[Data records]
···

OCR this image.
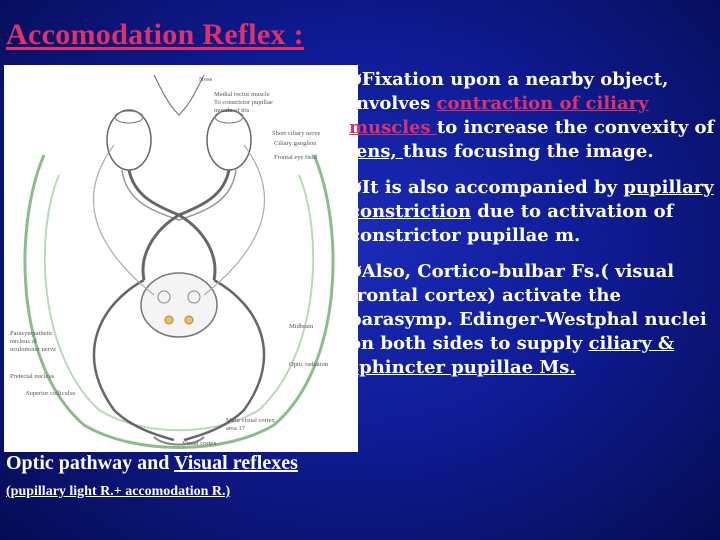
Accomodation Reflex :
Nose
Medial rectus muscle
To constrictor pupillae
muscle of iris
Short ciliary nerve
Ciliary ganglion
Frontal eye field
Parasympathetic
nucleus of
oculomotor nerve
Pretectal nucleus
Superior colliculus
Midbrain
Optic radiation
Main visual cortex
area 17
Visual cortex

ØFixation upon a nearby object, involves contraction of ciliary muscles to increase the convexity of lens, thus focusing the image.

ØIt is also accompanied by pupillary constriction due to activation of constrictor pupillae m.

ØAlso, Cortico-bulbar Fs.( visual frontal cortex) activate the parasymp. Edinger-Westphal nuclei on both sides to supply ciliary & sphincter pupillae Ms.

Optic pathway and Visual reflexes
(pupillary light R.+ accomodation R.)
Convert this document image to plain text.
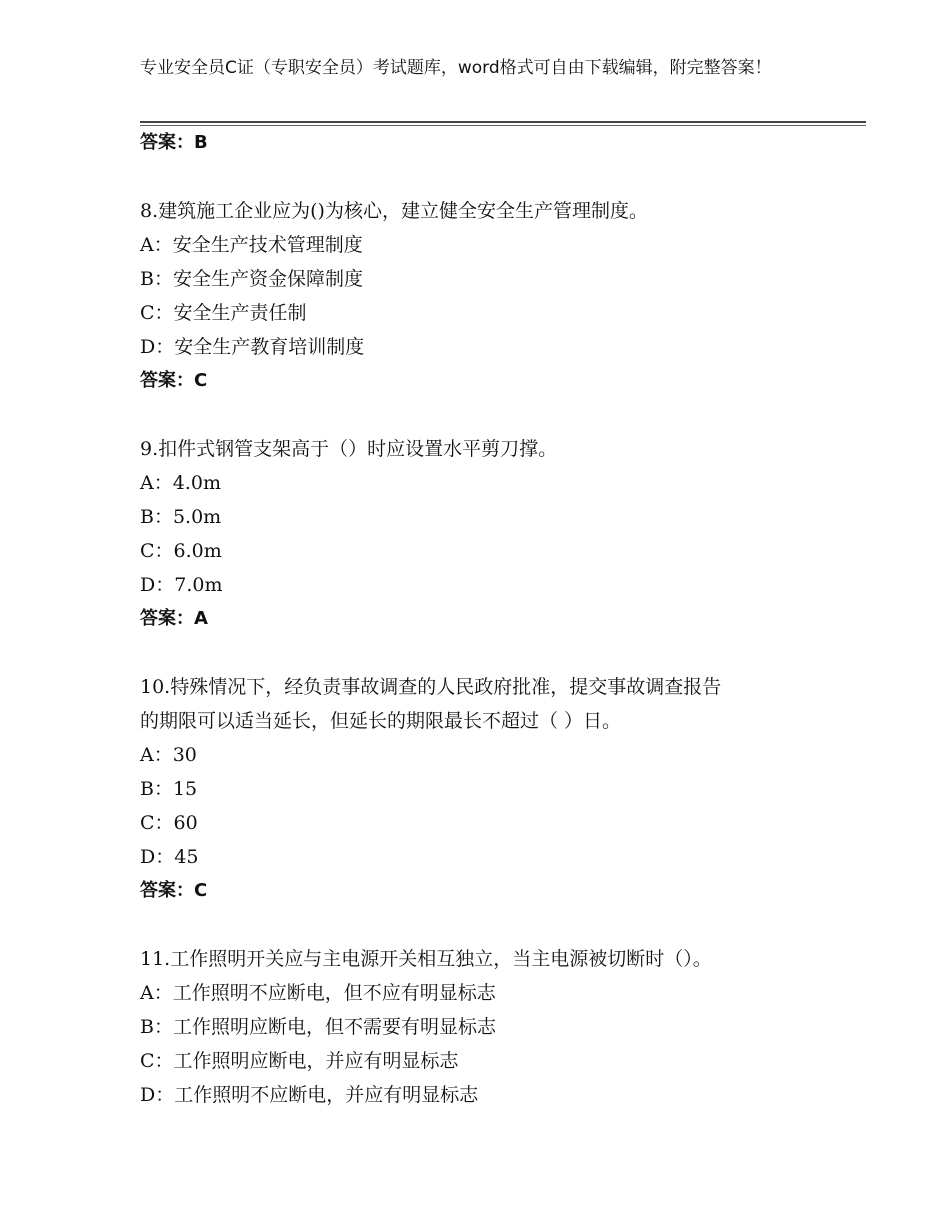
专业安全员C证（专职安全员）考试题库，word格式可自由下载编辑，附完整答案！
答案：B
8.建筑施工企业应为()为核心，建立健全安全生产管理制度。
A：安全生产技术管理制度
B：安全生产资金保障制度
C：安全生产责任制
D：安全生产教育培训制度
答案：C
9.扣件式钢管支架高于（）时应设置水平剪刀撑。
A：4.0m
B：5.0m
C：6.0m
D：7.0m
答案：A
10.特殊情况下，经负责事故调查的人民政府批准，提交事故调查报告
的期限可以适当延长，但延长的期限最长不超过（ ）日。
A：30
B：15
C：60
D：45
答案：C
11.工作照明开关应与主电源开关相互独立，当主电源被切断时（）。
A：工作照明不应断电，但不应有明显标志
B：工作照明应断电，但不需要有明显标志
C：工作照明应断电，并应有明显标志
D：工作照明不应断电，并应有明显标志
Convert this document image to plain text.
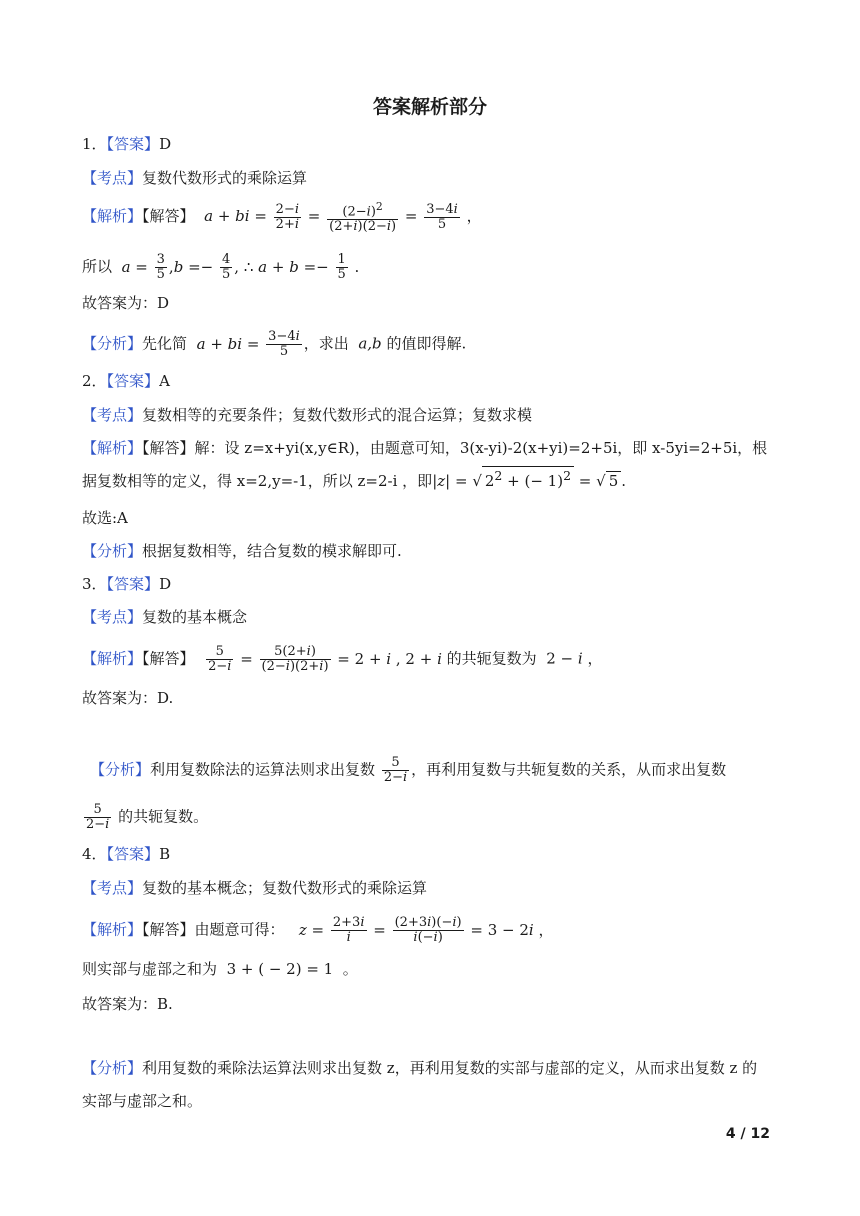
答案解析部分
1．【答案】D
【考点】复数代数形式的乘除运算
【解析】【解答】 a + bi = $\frac{2-i}{2+i} = \frac{(2-i)^2}{(2+i)(2-i)} = \frac{3-4i}{5}$ ，
所以 $a = \frac{3}{5} ,b =- \frac{4}{5}$ , ∴ $a + b =- \frac{1}{5}$ .
故答案为：D
【分析】先化简 a + bi = $\frac{3-4i}{5}$ ，求出  a,b 的值即得解.
2．【答案】A
【考点】复数相等的充要条件；复数代数形式的混合运算；复数求模
【解析】【解答】解：设 z=x+yi(x,y∈R)，由题意可知，3(x-yi)-2(x+yi)=2+5i，即 x-5yi=2+5i，根据复数相等的定义，得 x=2,y=-1，所以 z=2-i ，即|z| = √ $2^2$ + (− 1)$^2$ = √ 5 .
故选:A
【分析】根据复数相等，结合复数的模求解即可.
3．【答案】D
【考点】复数的基本概念
【解析】【解答】 $\frac{5}{2-i} = \frac{5(2+i)}{(2-i)(2+i)} = 2 + i$ , 2 + i 的共轭复数为  2 − i ，
故答案为：D.
【分析】利用复数除法的运算法则求出复数 $\frac{5}{2-i}$ ，再利用复数与共轭复数的关系，从而求出复数
$\frac{5}{2-i}$ 的共轭复数。
4．【答案】B
【考点】复数的基本概念；复数代数形式的乘除运算
【解析】【解答】由题意可得： $z = \frac{2+3i}{i} = \frac{(2+3i)(-i)}{i(-i)} = 3 - 2i$ ，
则实部与虚部之和为  3 + ( − 2) = 1  。
故答案为：B.
【分析】利用复数的乘除法运算法则求出复数 z，再利用复数的实部与虚部的定义，从而求出复数 z 的实部与虚部之和。
4 / 12
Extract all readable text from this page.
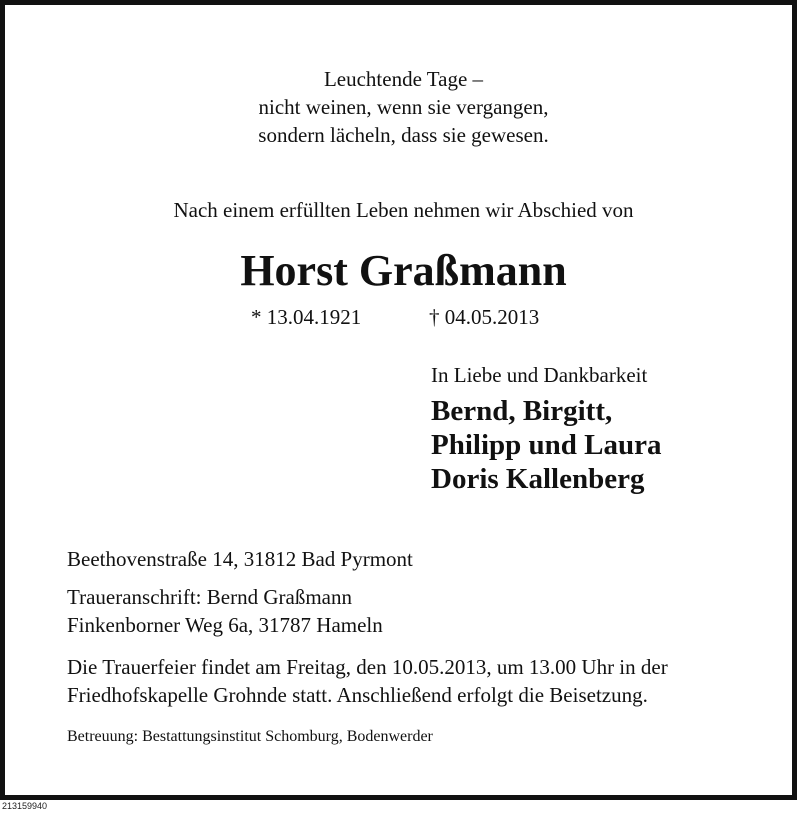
Leuchtende Tage –
nicht weinen, wenn sie vergangen,
sondern lächeln, dass sie gewesen.
Nach einem erfüllten Leben nehmen wir Abschied von
Horst Graßmann
* 13.04.1921	† 04.05.2013
In Liebe und Dankbarkeit
Bernd, Birgitt,
Philipp und Laura
Doris Kallenberg
Beethovenstraße 14, 31812 Bad Pyrmont
Traueranschrift: Bernd Graßmann
Finkenborner Weg 6a, 31787 Hameln
Die Trauerfeier findet am Freitag, den 10.05.2013, um 13.00 Uhr in der
Friedhofskapelle Grohnde statt. Anschließend erfolgt die Beisetzung.
Betreuung: Bestattungsinstitut Schomburg, Bodenwerder
213159940
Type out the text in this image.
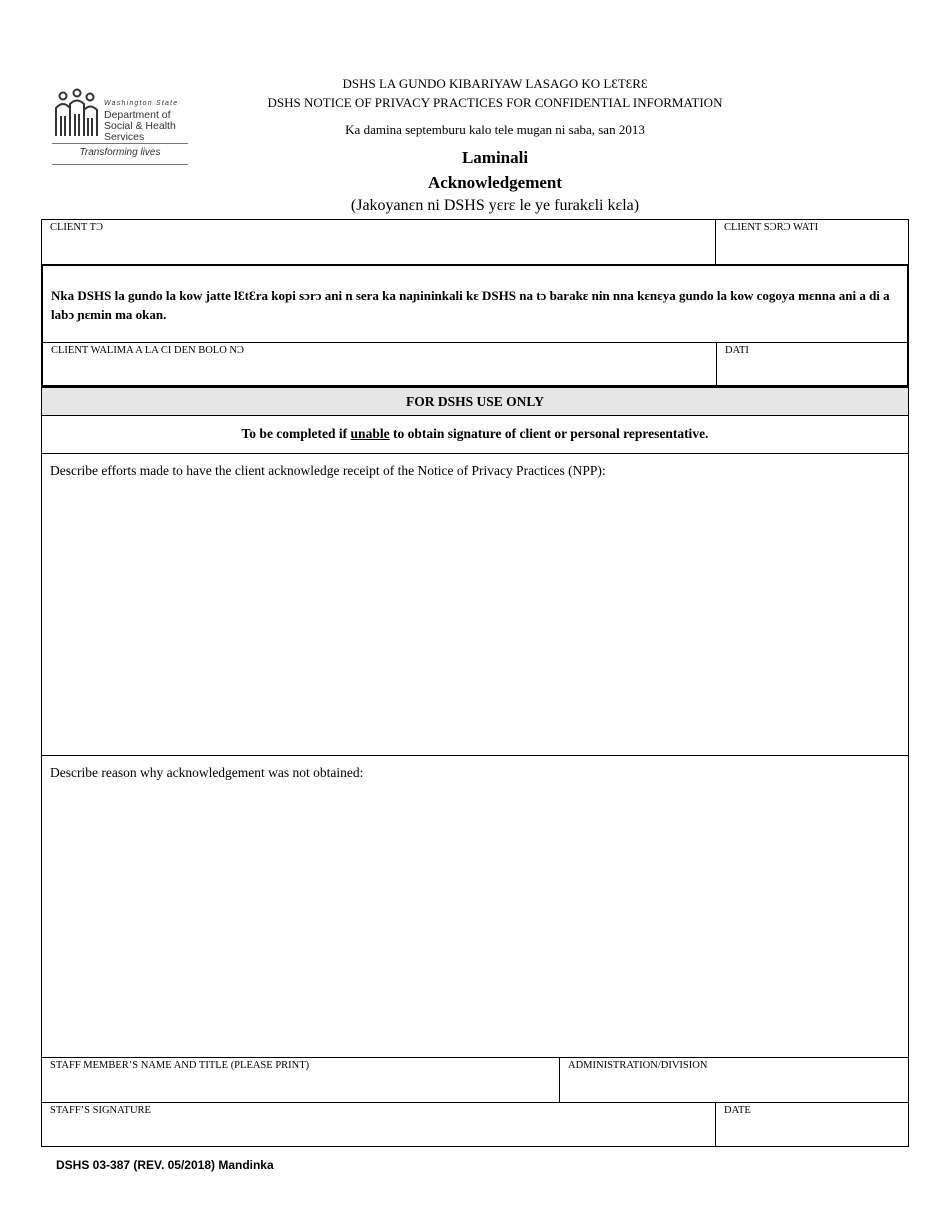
Washington State
Department of Social & Health Services
Transforming lives
DSHS LA GUNDO KIBARIYAW LASAGO KO LƐTƐRƐ
DSHS NOTICE OF PRIVACY PRACTICES FOR CONFIDENTIAL INFORMATION
Ka damina septemburu kalo tele mugan ni saba, san 2013
Laminali
Acknowledgement
(Jakoyanɛn ni DSHS yɛrɛ le ye furakɛli kɛla)
CLIENT TƆ	CLIENT SƆRƆ WATI
Nka DSHS la gundo la kow jatte lƐtƐra kopi sɔrɔ ani n sera ka naɲininkali kɛ DSHS na tɔ barakɛ nin nna kɛnɛya gundo la kow cogoya mɛnna ani a di a labɔ ɲɛmin ma okan.
CLIENT WALIMA A LA CI DEN BOLO NƆ	DATI
FOR DSHS USE ONLY
To be completed if unable to obtain signature of client or personal representative.
Describe efforts made to have the client acknowledge receipt of the Notice of Privacy Practices (NPP):
Describe reason why acknowledgement was not obtained:
STAFF MEMBER’S NAME AND TITLE (PLEASE PRINT)	ADMINISTRATION/DIVISION
STAFF’S SIGNATURE	DATE
DSHS 03-387 (REV. 05/2018) Mandinka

···

→ Task requirements
Set down the material above as is, without any pictures.

→ Problem solution
OCR this image.
Accomodation Reflex :
Nose
Medial rectus muscle
To constrictor pupillae
muscle of iris
Short ciliary nerve
Ciliary ganglion
Frontal eye field
Parasympathetic
nucleus of
oculomotor nerve
Pretectal nucleus
Superior colliculus
Midbrain
Optic radiation
Main visual cortex
area 17
Visual cortex

ØFixation upon a nearby object, involves contraction of ciliary muscles to increase the convexity of lens, thus focusing the image.

ØIt is also accompanied by pupillary constriction due to activation of constrictor pupillae m.

ØAlso, Cortico-bulbar Fs.( visual frontal cortex) activate the parasymp. Edinger-Westphal nuclei on both sides to supply ciliary & sphincter pupillae Ms.

Optic pathway and Visual reflexes
(pupillary light R.+ accomodation R.)
Convert this document image to plain text.
专业安全员C证（专职安全员）考试题库，word格式可自由下载编辑，附完整答案！
答案：B
8.建筑施工企业应为()为核心，建立健全安全生产管理制度。
A：安全生产技术管理制度
B：安全生产资金保障制度
C：安全生产责任制
D：安全生产教育培训制度
答案：C
9.扣件式钢管支架高于（）时应设置水平剪刀撑。
A：4.0m
B：5.0m
C：6.0m
D：7.0m
答案：A
10.特殊情况下，经负责事故调查的人民政府批准，提交事故调查报告
的期限可以适当延长，但延长的期限最长不超过（ ）日。
A：30
B：15
C：60
D：45
答案：C
11.工作照明开关应与主电源开关相互独立，当主电源被切断时（）。
A：工作照明不应断电，但不应有明显标志
B：工作照明应断电，但不需要有明显标志
C：工作照明应断电，并应有明显标志
D：工作照明不应断电，并应有明显标志
Convert this document image to plain text.
答案解析部分
1．【答案】D
【考点】复数代数形式的乘除运算
【解析】【解答】 a + bi = $\frac{2-i}{2+i} = \frac{(2-i)^2}{(2+i)(2-i)} = \frac{3-4i}{5}$ ，
所以 $a = \frac{3}{5} ,b =- \frac{4}{5}$ , ∴ $a + b =- \frac{1}{5}$ .
故答案为：D
【分析】先化简 a + bi = $\frac{3-4i}{5}$ ，求出  a,b 的值即得解.
2．【答案】A
【考点】复数相等的充要条件；复数代数形式的混合运算；复数求模
【解析】【解答】解：设 z=x+yi(x,y∈R)，由题意可知，3(x-yi)-2(x+yi)=2+5i，即 x-5yi=2+5i，根据复数相等的定义，得 x=2,y=-1，所以 z=2-i ，即|z| = √ $2^2$ + (− 1)$^2$ = √ 5 .
故选:A
【分析】根据复数相等，结合复数的模求解即可.
3．【答案】D
【考点】复数的基本概念
【解析】【解答】 $\frac{5}{2-i} = \frac{5(2+i)}{(2-i)(2+i)} = 2 + i$ , 2 + i 的共轭复数为  2 − i ，
故答案为：D.
【分析】利用复数除法的运算法则求出复数 $\frac{5}{2-i}$ ，再利用复数与共轭复数的关系，从而求出复数
$\frac{5}{2-i}$ 的共轭复数。
4．【答案】B
【考点】复数的基本概念；复数代数形式的乘除运算
【解析】【解答】由题意可得： $z = \frac{2+3i}{i} = \frac{(2+3i)(-i)}{i(-i)} = 3 - 2i$ ，
则实部与虚部之和为  3 + ( − 2) = 1  。
故答案为：B.
【分析】利用复数的乘除法运算法则求出复数 z，再利用复数的实部与虚部的定义，从而求出复数 z 的实部与虚部之和。
4 / 12
Extract all readable text from this page.
Leuchtende Tage –
nicht weinen, wenn sie vergangen,
sondern lächeln, dass sie gewesen.
Nach einem erfüllten Leben nehmen wir Abschied von
Horst Graßmann
* 13.04.1921	† 04.05.2013
In Liebe und Dankbarkeit
Bernd, Birgitt,
Philipp und Laura
Doris Kallenberg
Beethovenstraße 14, 31812 Bad Pyrmont
Traueranschrift: Bernd Graßmann
Finkenborner Weg 6a, 31787 Hameln
Die Trauerfeier findet am Freitag, den 10.05.2013, um 13.00 Uhr in der
Friedhofskapelle Grohnde statt. Anschließend erfolgt die Beisetzung.
Betreuung: Bestattungsinstitut Schomburg, Bodenwerder
213159940
Type out the text in this image.
Washington State
Department of Social & Health Services
Transforming lives
DSHS LA GUNDO KIBARIYAW LASAGO KO LƐTƐRƐ
DSHS NOTICE OF PRIVACY PRACTICES FOR CONFIDENTIAL INFORMATION
Ka damina septemburu kalo tele mugan ni saba, san 2013
Laminali
Acknowledgement
(Jakoyanɛn ni DSHS yɛrɛ le ye furakɛli kɛla)
CLIENT TƆ	CLIENT SƆRƆ WATI
Nka DSHS la gundo la kow jatte lƐtƐra kopi sɔrɔ ani n sera ka naɲininkali kɛ DSHS na tɔ barakɛ nin nna kɛnɛya gundo la kow cogoya mɛnna ani a di a labɔ ɲɛmin ma okan.
CLIENT WALIMA A LA CI DEN BOLO NƆ	DATI
FOR DSHS USE ONLY
To be completed if unable to obtain signature of client or personal representative.
Describe efforts made to have the client acknowledge receipt of the Notice of Privacy Practices (NPP):
Describe reason why acknowledgement was not obtained:
STAFF MEMBER’S NAME AND TITLE (PLEASE PRINT)	ADMINISTRATION/DIVISION
STAFF’S SIGNATURE	DATE
DSHS 03-387 (REV. 05/2018) Mandinka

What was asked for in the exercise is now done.